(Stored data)
* Begin *

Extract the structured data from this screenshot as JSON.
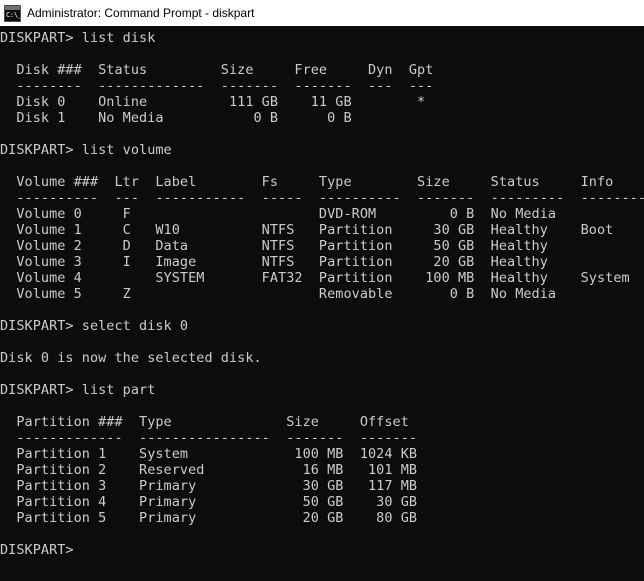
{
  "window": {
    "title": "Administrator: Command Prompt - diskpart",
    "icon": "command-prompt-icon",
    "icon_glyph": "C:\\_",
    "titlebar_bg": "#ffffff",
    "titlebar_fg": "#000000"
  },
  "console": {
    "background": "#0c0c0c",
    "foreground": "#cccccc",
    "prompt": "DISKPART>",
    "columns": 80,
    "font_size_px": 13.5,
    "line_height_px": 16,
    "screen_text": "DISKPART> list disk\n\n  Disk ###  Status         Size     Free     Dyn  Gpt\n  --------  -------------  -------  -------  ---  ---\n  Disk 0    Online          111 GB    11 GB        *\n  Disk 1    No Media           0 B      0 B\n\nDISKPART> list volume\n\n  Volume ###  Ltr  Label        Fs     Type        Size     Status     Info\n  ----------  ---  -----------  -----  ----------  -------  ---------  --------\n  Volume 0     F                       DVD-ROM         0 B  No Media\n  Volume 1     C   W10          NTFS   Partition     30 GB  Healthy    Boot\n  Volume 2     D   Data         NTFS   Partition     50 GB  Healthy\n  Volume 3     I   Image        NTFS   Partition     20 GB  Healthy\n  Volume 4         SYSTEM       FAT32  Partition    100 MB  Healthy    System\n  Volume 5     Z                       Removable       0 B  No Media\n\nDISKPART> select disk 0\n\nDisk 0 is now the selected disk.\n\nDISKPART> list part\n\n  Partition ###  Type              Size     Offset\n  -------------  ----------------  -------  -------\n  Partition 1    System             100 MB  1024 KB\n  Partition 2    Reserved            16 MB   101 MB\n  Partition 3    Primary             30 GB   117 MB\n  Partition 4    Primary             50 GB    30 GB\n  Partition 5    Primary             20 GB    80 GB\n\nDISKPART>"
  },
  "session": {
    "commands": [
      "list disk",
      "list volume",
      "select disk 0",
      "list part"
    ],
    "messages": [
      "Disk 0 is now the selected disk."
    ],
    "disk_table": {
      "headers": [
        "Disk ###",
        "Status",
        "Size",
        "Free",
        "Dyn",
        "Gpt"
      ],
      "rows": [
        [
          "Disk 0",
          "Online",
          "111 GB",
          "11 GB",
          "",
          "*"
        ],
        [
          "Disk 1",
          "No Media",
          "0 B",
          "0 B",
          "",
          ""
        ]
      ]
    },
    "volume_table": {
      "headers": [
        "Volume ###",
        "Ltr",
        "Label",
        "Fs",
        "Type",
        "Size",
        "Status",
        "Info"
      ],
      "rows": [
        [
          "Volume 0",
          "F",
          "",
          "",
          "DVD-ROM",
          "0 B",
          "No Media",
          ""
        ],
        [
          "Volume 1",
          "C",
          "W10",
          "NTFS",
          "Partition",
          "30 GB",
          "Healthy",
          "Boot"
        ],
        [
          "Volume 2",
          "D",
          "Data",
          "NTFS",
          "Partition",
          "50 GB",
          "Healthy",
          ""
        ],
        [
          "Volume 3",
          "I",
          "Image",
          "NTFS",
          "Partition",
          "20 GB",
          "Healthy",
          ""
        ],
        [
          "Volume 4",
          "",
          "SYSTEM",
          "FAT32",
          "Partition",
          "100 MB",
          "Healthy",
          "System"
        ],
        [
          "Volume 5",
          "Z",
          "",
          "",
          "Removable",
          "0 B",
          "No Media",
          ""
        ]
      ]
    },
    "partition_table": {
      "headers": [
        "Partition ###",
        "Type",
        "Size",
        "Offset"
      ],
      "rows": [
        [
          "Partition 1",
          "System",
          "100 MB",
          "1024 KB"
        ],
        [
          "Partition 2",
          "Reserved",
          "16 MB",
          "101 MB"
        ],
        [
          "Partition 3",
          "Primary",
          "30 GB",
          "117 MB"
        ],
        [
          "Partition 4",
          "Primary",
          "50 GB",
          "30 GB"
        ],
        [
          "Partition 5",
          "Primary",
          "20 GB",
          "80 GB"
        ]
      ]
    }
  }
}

* End *

→ Work to complete: Leaving aside the images, write out the entries above word for word.

→ Result for this exercise:
Extract the structured data from this screenshot as JSON.
{
  "window": {
    "title": "Administrator: Command Prompt - diskpart",
    "icon": "command-prompt-icon",
    "icon_glyph": "C:\\_",
    "titlebar_bg": "#ffffff",
    "titlebar_fg": "#000000"
  },
  "console": {
    "background": "#0c0c0c",
    "foreground": "#cccccc",
    "prompt": "DISKPART>",
    "columns": 80,
    "font_size_px": 13.5,
    "line_height_px": 16,
    "screen_text": "DISKPART> list disk\n\n  Disk ###  Status         Size     Free     Dyn  Gpt\n  --------  -------------  -------  -------  ---  ---\n  Disk 0    Online          111 GB    11 GB        *\n  Disk 1    No Media           0 B      0 B\n\nDISKPART> list volume\n\n  Volume ###  Ltr  Label        Fs     Type        Size     Status     Info\n  ----------  ---  -----------  -----  ----------  -------  ---------  --------\n  Volume 0     F                       DVD-ROM         0 B  No Media\n  Volume 1     C   W10          NTFS   Partition     30 GB  Healthy    Boot\n  Volume 2     D   Data         NTFS   Partition     50 GB  Healthy\n  Volume 3     I   Image        NTFS   Partition     20 GB  Healthy\n  Volume 4         SYSTEM       FAT32  Partition    100 MB  Healthy    System\n  Volume 5     Z                       Removable       0 B  No Media\n\nDISKPART> select disk 0\n\nDisk 0 is now the selected disk.\n\nDISKPART> list part\n\n  Partition ###  Type              Size     Offset\n  -------------  ----------------  -------  -------\n  Partition 1    System             100 MB  1024 KB\n  Partition 2    Reserved            16 MB   101 MB\n  Partition 3    Primary             30 GB   117 MB\n  Partition 4    Primary             50 GB    30 GB\n  Partition 5    Primary             20 GB    80 GB\n\nDISKPART>"
  },
  "session": {
    "commands": [
      "list disk",
      "list volume",
      "select disk 0",
      "list part"
    ],
    "messages": [
      "Disk 0 is now the selected disk."
    ],
    "disk_table": {
      "headers": [
        "Disk ###",
        "Status",
        "Size",
        "Free",
        "Dyn",
        "Gpt"
      ],
      "rows": [
        [
          "Disk 0",
          "Online",
          "111 GB",
          "11 GB",
          "",
          "*"
        ],
        [
          "Disk 1",
          "No Media",
          "0 B",
          "0 B",
          "",
          ""
        ]
      ]
    },
    "volume_table": {
      "headers": [
        "Volume ###",
        "Ltr",
        "Label",
        "Fs",
        "Type",
        "Size",
        "Status",
        "Info"
      ],
      "rows": [
        [
          "Volume 0",
          "F",
          "",
          "",
          "DVD-ROM",
          "0 B",
          "No Media",
          ""
        ],
        [
          "Volume 1",
          "C",
          "W10",
          "NTFS",
          "Partition",
          "30 GB",
          "Healthy",
          "Boot"
        ],
        [
          "Volume 2",
          "D",
          "Data",
          "NTFS",
          "Partition",
          "50 GB",
          "Healthy",
          ""
        ],
        [
          "Volume 3",
          "I",
          "Image",
          "NTFS",
          "Partition",
          "20 GB",
          "Healthy",
          ""
        ],
        [
          "Volume 4",
          "",
          "SYSTEM",
          "FAT32",
          "Partition",
          "100 MB",
          "Healthy",
          "System"
        ],
        [
          "Volume 5",
          "Z",
          "",
          "",
          "Removable",
          "0 B",
          "No Media",
          ""
        ]
      ]
    },
    "partition_table": {
      "headers": [
        "Partition ###",
        "Type",
        "Size",
        "Offset"
      ],
      "rows": [
        [
          "Partition 1",
          "System",
          "100 MB",
          "1024 KB"
        ],
        [
          "Partition 2",
          "Reserved",
          "16 MB",
          "101 MB"
        ],
        [
          "Partition 3",
          "Primary",
          "30 GB",
          "117 MB"
        ],
        [
          "Partition 4",
          "Primary",
          "50 GB",
          "30 GB"
        ],
        [
          "Partition 5",
          "Primary",
          "20 GB",
          "80 GB"
        ]
      ]
    }
  }
}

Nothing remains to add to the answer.